BEGIN Data records

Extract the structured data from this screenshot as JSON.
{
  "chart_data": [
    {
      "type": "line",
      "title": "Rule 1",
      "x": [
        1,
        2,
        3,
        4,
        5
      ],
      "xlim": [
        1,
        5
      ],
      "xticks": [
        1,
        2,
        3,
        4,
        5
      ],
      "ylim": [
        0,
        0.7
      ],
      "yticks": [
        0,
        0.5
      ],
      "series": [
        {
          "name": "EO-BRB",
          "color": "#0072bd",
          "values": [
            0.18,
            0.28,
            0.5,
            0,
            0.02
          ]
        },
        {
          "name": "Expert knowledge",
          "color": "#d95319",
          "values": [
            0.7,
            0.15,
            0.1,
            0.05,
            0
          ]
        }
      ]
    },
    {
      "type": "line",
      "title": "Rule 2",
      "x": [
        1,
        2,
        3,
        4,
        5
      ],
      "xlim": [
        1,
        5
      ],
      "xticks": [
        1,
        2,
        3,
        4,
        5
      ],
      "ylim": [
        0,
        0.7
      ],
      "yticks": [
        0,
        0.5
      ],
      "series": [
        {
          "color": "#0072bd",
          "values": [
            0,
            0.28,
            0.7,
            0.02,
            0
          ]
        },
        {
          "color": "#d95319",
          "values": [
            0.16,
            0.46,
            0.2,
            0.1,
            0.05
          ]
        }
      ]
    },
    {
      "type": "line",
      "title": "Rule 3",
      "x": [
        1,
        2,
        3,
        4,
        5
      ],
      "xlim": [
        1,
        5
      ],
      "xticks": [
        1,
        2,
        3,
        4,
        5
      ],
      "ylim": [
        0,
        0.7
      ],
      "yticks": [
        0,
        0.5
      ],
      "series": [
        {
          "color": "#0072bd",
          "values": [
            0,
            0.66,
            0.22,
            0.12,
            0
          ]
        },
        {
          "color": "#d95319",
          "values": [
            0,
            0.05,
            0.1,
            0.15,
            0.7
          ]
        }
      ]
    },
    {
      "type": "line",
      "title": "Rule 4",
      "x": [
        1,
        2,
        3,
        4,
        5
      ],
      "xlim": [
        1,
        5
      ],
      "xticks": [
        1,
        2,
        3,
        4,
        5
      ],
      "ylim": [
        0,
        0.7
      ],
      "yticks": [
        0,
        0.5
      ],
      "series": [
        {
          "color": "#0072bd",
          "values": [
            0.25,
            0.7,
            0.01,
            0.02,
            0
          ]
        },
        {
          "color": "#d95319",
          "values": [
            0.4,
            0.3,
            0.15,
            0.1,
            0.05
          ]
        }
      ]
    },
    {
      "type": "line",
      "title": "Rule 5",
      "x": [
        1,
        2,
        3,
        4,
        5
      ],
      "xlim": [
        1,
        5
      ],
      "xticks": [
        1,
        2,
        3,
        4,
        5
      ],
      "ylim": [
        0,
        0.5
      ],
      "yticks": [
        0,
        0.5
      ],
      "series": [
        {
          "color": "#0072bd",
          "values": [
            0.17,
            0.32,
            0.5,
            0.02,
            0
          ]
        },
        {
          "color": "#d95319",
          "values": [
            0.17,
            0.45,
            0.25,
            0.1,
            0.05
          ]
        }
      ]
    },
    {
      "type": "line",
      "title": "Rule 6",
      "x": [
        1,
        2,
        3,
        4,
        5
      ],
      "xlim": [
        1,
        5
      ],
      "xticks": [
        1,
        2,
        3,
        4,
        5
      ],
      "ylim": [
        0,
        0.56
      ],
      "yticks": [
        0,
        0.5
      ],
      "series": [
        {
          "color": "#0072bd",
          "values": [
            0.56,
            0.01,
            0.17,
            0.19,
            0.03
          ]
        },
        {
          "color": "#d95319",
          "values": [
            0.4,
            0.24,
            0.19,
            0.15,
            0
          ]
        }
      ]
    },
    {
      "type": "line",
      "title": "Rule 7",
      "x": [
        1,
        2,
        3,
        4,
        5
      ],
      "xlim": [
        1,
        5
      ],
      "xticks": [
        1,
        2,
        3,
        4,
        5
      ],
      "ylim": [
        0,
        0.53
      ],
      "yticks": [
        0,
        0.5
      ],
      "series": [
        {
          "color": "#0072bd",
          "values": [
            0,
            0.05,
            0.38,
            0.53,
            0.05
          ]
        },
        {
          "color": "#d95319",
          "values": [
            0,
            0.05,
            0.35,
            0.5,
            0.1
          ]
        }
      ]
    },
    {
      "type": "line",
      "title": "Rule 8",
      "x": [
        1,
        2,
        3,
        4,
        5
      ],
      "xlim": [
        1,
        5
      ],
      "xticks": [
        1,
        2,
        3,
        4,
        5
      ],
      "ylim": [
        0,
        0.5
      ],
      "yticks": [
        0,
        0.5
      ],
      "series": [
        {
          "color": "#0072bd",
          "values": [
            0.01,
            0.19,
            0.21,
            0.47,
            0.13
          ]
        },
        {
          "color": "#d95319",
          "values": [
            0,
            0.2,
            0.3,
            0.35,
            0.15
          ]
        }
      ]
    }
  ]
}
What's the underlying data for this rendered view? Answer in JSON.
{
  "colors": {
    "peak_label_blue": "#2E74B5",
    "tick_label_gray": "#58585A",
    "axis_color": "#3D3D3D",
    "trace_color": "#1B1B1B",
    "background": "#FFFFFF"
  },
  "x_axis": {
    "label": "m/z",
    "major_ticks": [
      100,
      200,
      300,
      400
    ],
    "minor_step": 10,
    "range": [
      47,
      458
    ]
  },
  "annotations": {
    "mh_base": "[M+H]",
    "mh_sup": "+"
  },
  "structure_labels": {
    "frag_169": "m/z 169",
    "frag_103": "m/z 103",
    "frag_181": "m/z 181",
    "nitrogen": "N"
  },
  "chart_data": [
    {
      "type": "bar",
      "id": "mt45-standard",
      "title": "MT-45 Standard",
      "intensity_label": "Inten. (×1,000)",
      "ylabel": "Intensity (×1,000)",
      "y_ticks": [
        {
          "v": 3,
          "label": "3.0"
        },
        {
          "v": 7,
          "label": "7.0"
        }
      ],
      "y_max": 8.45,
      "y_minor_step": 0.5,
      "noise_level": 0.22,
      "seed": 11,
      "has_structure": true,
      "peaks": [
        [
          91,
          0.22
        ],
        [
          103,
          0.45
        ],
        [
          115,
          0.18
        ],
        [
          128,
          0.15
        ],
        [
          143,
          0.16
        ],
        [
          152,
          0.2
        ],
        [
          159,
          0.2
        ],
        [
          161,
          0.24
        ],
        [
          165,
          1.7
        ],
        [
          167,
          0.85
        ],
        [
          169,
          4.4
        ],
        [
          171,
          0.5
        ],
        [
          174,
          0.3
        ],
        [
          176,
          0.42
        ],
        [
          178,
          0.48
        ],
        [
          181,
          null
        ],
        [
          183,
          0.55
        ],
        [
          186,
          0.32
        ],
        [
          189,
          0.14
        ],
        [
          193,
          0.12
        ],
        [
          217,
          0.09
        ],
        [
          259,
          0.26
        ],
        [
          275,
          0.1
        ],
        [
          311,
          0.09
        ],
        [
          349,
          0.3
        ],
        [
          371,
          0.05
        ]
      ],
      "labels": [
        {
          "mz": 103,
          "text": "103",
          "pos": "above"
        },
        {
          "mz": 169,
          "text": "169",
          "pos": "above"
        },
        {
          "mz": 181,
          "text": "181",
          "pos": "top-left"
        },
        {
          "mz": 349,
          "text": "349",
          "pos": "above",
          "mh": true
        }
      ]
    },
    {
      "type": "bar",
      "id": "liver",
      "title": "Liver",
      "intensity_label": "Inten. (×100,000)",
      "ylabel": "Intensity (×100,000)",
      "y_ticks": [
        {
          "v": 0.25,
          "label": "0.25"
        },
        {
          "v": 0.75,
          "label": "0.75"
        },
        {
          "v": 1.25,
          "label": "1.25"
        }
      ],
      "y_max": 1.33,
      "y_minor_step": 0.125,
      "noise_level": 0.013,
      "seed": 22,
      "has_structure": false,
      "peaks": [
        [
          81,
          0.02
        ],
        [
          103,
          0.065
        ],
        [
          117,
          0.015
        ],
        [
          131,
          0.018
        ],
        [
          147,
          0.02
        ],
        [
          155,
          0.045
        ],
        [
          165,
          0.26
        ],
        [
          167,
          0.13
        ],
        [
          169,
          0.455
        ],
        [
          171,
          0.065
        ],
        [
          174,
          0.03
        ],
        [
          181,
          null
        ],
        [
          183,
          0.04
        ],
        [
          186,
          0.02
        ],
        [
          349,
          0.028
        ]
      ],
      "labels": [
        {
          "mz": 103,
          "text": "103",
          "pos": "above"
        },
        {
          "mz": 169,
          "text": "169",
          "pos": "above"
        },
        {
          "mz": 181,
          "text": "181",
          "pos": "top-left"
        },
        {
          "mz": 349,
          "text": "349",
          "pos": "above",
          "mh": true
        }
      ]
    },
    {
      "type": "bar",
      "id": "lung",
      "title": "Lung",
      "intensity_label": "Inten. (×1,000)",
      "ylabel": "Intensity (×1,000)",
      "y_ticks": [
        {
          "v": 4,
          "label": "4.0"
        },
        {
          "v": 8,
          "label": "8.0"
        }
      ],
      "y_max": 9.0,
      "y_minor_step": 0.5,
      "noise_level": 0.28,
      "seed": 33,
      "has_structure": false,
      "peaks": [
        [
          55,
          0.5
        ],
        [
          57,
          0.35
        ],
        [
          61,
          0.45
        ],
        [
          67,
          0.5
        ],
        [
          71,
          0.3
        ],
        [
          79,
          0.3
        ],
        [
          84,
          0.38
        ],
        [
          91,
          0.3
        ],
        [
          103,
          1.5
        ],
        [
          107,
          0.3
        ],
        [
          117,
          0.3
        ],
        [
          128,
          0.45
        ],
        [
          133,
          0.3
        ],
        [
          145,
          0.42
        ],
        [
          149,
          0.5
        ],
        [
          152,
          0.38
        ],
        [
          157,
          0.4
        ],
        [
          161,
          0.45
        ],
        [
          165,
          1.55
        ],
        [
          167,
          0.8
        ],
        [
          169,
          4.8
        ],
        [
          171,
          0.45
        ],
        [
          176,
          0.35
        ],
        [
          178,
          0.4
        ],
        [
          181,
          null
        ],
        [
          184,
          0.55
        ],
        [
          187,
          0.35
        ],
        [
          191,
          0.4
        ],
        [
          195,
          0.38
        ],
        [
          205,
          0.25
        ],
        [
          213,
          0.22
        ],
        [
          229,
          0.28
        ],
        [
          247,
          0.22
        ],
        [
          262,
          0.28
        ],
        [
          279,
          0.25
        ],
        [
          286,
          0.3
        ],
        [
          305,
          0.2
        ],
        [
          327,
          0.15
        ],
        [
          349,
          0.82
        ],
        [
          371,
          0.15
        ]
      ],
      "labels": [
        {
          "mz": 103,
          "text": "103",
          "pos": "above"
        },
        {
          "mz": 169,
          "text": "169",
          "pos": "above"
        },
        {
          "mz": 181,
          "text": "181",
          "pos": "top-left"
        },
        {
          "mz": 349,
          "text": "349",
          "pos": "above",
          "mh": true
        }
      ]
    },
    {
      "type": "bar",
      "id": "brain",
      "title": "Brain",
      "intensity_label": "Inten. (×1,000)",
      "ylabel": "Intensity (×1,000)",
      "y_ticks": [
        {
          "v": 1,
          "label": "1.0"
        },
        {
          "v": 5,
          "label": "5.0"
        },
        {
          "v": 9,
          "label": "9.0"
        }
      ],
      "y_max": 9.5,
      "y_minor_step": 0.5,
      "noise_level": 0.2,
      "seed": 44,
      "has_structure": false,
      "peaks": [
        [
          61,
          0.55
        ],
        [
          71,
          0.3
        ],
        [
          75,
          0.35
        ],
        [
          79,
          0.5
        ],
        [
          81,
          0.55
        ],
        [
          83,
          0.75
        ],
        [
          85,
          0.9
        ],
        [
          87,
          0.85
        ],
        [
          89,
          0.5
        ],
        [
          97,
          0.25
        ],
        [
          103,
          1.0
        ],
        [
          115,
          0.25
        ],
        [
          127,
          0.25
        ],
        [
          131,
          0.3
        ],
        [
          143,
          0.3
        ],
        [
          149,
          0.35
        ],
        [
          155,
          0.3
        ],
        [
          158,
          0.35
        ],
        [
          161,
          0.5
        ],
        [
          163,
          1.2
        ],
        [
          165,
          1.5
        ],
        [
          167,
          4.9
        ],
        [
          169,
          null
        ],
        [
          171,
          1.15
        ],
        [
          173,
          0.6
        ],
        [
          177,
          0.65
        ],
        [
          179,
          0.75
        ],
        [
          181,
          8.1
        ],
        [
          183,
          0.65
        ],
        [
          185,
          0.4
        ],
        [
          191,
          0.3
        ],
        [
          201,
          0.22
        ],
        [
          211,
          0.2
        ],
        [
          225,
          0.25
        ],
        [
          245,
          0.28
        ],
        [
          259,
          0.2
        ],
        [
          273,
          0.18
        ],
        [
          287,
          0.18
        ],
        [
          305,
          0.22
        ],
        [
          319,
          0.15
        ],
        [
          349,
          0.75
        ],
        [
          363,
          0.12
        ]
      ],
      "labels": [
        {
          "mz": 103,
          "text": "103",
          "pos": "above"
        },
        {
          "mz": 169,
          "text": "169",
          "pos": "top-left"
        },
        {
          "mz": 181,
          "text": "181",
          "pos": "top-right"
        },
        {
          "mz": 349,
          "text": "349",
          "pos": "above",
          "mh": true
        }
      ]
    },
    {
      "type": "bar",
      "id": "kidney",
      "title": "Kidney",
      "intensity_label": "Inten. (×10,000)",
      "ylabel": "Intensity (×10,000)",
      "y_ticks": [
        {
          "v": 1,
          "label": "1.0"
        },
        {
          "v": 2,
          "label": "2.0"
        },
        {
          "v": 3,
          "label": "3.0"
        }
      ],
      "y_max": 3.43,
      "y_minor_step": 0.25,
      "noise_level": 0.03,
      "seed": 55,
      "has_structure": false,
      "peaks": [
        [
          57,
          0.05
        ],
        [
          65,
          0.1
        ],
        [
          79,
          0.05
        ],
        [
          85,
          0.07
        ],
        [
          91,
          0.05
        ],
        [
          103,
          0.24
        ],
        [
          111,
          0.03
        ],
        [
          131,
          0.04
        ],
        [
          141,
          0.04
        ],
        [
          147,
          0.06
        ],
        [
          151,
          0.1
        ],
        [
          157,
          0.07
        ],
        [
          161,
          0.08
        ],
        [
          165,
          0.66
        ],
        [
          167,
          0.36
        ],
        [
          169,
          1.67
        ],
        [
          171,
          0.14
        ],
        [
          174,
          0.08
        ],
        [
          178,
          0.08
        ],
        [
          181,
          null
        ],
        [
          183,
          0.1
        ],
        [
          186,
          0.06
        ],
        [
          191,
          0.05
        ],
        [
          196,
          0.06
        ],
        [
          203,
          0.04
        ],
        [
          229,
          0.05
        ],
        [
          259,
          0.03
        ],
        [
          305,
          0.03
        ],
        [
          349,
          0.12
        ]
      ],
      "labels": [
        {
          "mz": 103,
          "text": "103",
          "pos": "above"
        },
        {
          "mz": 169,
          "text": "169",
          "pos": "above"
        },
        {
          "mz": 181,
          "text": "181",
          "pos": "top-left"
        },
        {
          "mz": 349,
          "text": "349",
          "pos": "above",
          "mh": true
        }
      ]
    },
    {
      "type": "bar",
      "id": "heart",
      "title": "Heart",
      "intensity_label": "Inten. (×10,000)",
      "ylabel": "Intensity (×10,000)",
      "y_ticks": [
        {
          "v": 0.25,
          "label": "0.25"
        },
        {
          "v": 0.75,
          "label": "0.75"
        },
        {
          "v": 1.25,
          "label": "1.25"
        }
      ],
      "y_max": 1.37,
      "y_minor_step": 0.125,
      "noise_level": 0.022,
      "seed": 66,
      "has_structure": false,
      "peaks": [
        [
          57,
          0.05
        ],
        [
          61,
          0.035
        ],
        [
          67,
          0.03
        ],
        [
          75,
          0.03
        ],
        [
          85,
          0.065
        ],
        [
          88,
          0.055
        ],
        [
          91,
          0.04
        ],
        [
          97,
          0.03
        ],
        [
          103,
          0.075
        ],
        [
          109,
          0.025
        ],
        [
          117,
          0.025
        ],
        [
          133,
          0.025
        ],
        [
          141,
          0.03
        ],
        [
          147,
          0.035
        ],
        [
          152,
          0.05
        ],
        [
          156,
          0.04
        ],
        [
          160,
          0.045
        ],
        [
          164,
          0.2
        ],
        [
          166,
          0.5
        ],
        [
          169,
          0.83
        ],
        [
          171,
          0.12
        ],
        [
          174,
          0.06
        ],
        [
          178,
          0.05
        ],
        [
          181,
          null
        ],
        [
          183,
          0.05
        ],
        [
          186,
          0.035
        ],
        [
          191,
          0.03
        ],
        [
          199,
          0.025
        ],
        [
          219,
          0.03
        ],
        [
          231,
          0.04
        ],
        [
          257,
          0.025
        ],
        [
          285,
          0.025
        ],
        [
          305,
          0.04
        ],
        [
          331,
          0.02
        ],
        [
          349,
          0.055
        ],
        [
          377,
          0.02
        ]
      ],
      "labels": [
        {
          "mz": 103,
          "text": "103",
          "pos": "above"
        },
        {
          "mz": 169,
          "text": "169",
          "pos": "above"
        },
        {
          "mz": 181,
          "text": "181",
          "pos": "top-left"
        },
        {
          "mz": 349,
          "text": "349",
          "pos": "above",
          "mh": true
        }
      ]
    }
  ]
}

END Data records

* What is needed
State the count of lines holding the string "Rule" in the listing above, and nothing else.

* Complete answer
8